Exercise instructions: Please convert the lines of the material between the line holding "feature-divider bbox=[986, 1528, 1282, 1535]" and the line holding "join-button[interactable]: 참여하기 bbox=[1886, 160, 2114, 237]", inclusive, into a Markdown table with the columns "Row" and "Line", leaving out any blank lines. Include only those lines.

(Layout dataset entries)
↓↓↓

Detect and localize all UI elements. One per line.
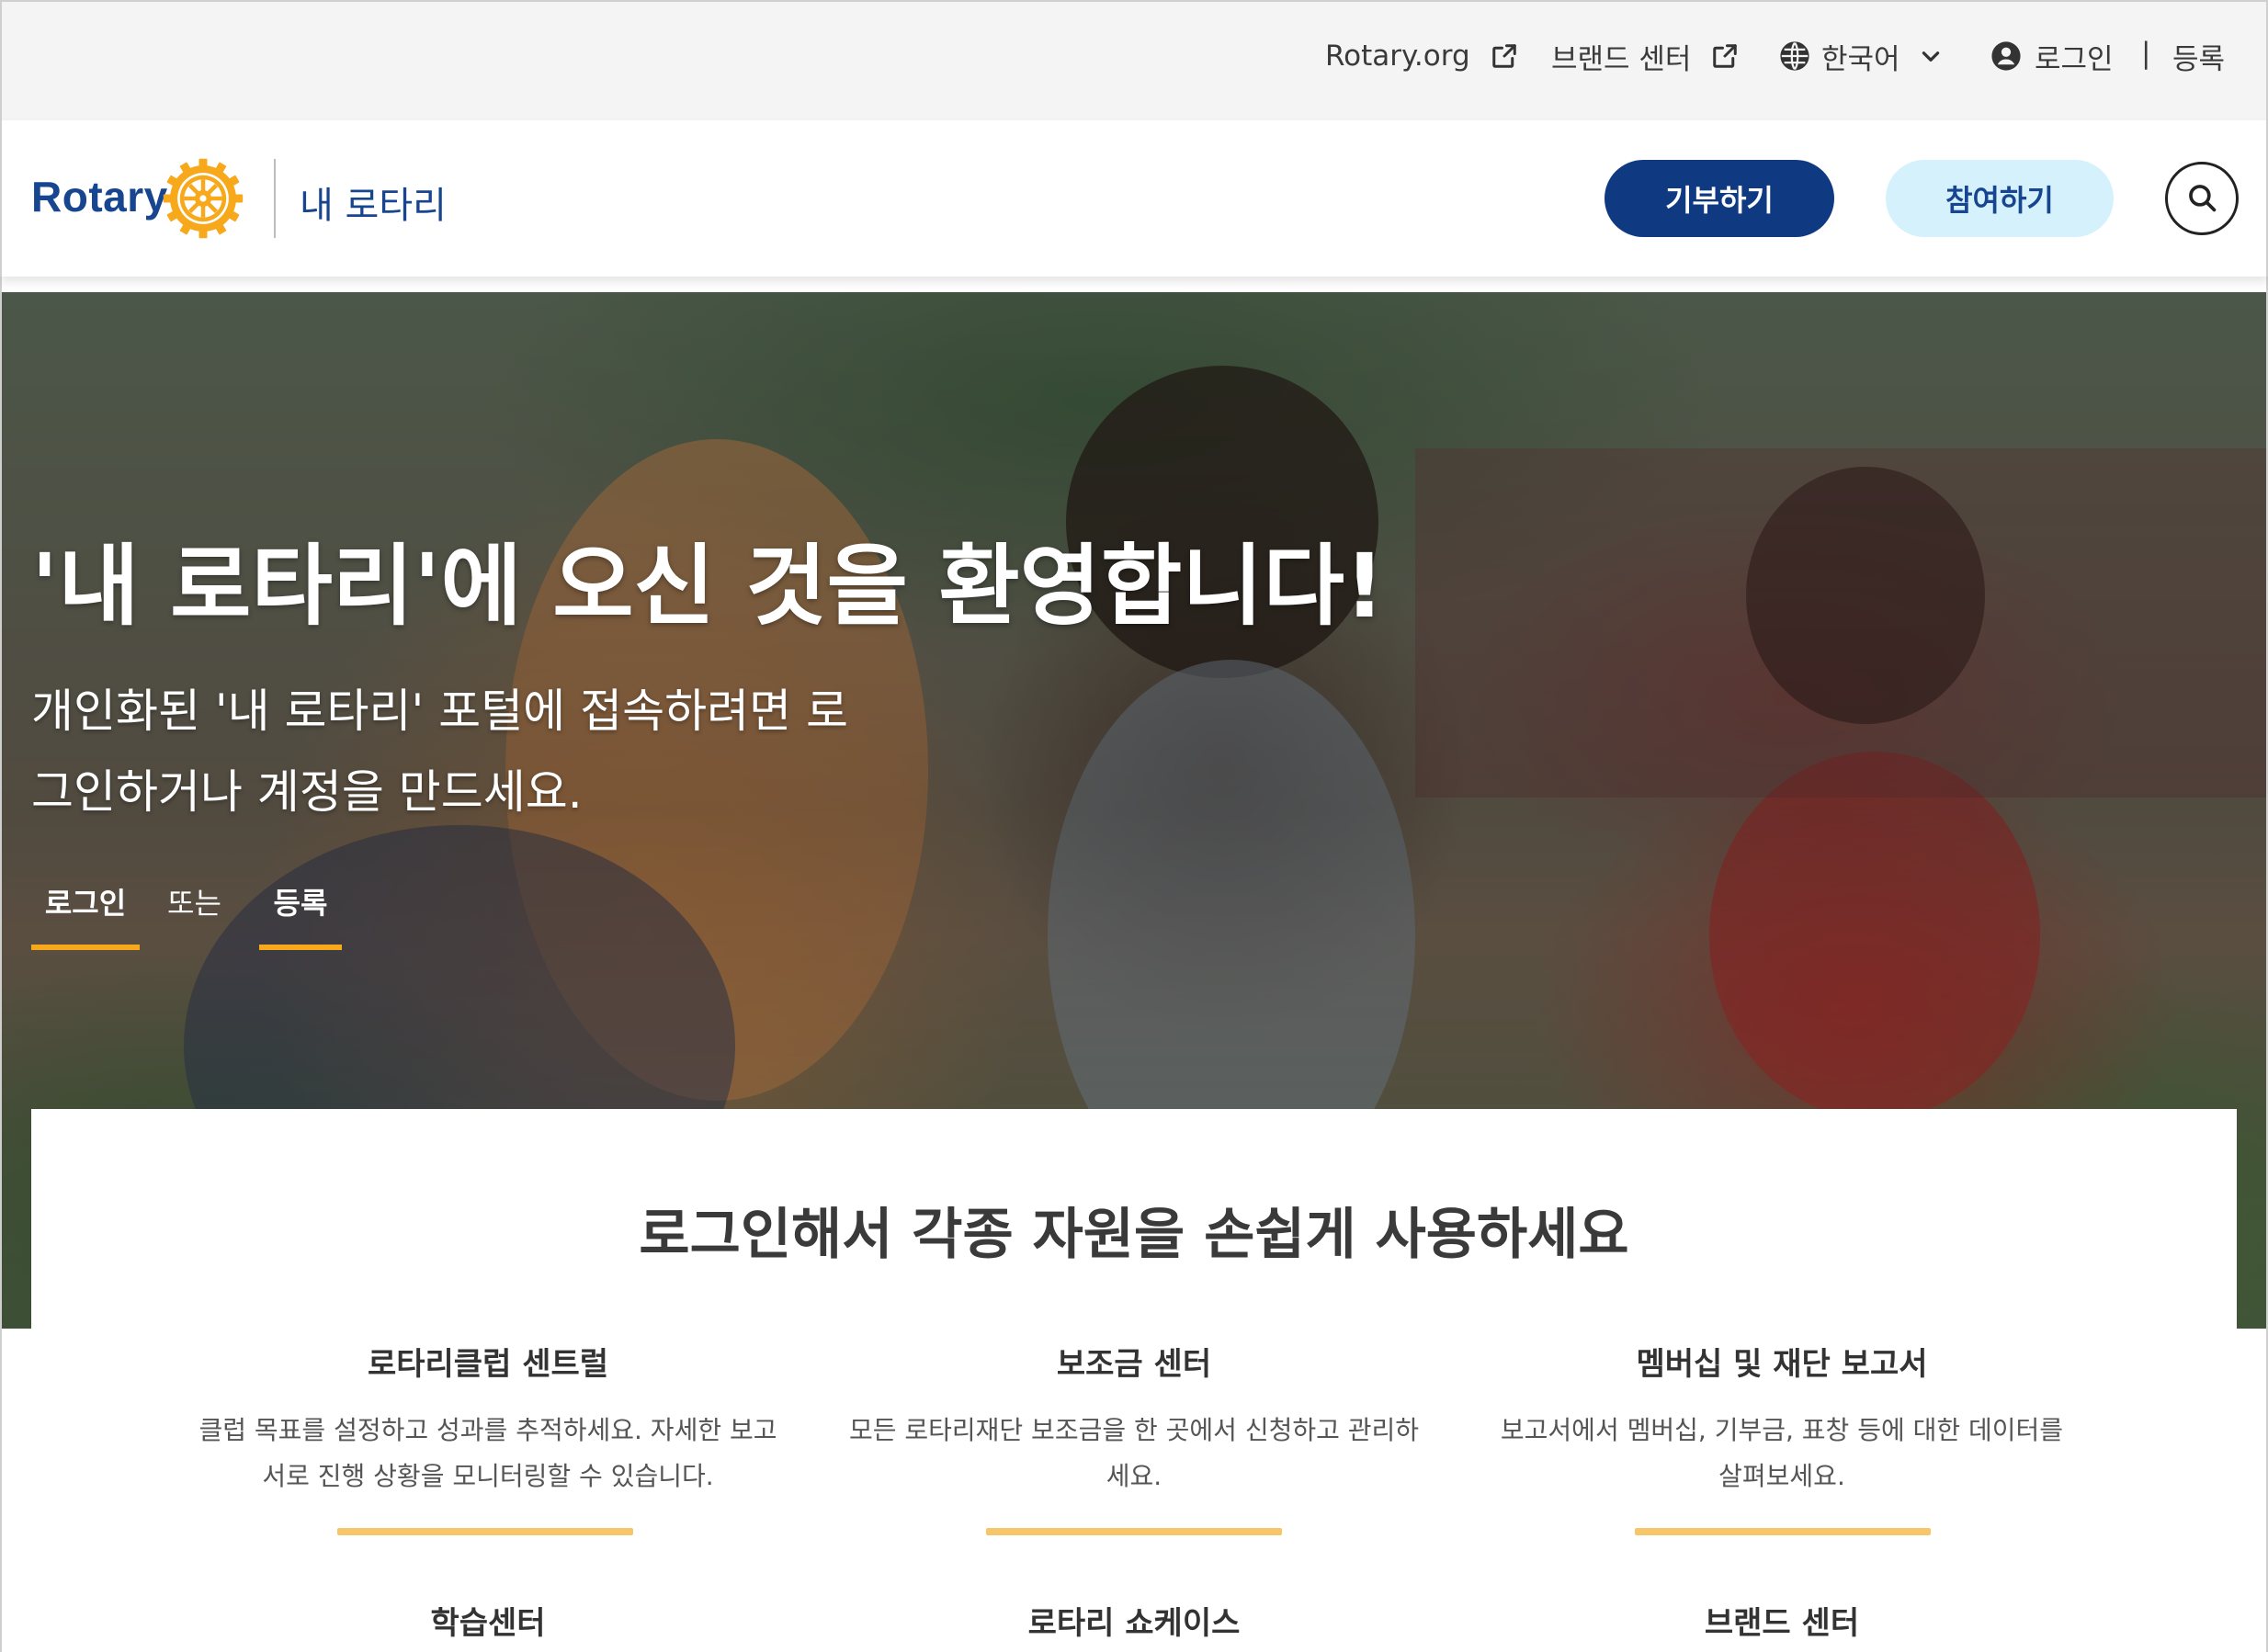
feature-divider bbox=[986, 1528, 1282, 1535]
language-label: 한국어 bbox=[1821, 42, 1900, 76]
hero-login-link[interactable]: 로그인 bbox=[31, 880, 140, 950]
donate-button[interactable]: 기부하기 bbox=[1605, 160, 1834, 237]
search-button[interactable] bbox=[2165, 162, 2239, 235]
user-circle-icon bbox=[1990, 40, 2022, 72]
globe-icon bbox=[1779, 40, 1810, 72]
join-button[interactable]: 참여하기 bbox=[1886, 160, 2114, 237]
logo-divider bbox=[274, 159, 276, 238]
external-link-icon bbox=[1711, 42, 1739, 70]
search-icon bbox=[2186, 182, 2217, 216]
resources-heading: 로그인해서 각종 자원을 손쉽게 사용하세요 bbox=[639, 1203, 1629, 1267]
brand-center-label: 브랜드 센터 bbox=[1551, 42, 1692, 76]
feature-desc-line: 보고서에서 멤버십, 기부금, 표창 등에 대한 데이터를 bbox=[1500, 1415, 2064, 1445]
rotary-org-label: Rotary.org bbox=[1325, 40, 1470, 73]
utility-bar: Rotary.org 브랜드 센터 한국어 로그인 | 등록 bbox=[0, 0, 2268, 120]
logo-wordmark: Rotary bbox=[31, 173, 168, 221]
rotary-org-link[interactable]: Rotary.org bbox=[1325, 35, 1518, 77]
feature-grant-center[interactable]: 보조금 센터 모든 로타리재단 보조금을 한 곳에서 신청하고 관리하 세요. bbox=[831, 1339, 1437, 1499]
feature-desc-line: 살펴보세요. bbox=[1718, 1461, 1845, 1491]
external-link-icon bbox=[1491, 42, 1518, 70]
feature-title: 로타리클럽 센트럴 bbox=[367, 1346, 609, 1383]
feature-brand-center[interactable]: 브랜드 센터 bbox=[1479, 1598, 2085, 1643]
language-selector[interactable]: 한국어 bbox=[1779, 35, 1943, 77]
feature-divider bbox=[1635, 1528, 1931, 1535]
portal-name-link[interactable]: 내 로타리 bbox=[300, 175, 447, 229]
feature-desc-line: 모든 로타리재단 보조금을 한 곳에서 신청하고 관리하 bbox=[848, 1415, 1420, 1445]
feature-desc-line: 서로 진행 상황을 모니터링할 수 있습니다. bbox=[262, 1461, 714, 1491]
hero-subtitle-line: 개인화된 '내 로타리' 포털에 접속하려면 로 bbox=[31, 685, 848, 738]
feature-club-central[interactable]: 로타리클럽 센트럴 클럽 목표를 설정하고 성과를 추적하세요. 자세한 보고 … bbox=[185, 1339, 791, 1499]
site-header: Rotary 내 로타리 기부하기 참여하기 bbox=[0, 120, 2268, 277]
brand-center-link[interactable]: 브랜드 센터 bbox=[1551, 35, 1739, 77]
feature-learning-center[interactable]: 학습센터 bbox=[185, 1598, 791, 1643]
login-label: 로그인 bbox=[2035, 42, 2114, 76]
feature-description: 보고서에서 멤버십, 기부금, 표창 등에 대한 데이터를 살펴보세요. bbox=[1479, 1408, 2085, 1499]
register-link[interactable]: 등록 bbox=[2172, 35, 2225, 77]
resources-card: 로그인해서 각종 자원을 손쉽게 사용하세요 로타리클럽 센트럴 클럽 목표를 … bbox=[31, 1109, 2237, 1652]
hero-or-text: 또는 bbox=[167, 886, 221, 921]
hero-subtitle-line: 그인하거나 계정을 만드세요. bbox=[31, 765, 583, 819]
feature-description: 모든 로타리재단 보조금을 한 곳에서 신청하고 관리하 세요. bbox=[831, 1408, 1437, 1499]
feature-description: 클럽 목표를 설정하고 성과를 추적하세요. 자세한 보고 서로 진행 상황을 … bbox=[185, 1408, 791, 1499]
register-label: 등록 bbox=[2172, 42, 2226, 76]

↑↑↑

Result:
| Row | Line |
|---|---|
| 1 | feature-divider bbox=[986, 1528, 1282, 1535] |
| 2 | language-label: 한국어 bbox=[1821, 42, 1900, 76] |
| 3 | hero-login-link[interactable]: 로그인 bbox=[31, 880, 140, 950] |
| 4 | donate-button[interactable]: 기부하기 bbox=[1605, 160, 1834, 237] |
| 5 | search-button[interactable] bbox=[2165, 162, 2239, 235] |
| 6 | user-circle-icon bbox=[1990, 40, 2022, 72] |
| 7 | globe-icon bbox=[1779, 40, 1810, 72] |
| 8 | join-button[interactable]: 참여하기 bbox=[1886, 160, 2114, 237] |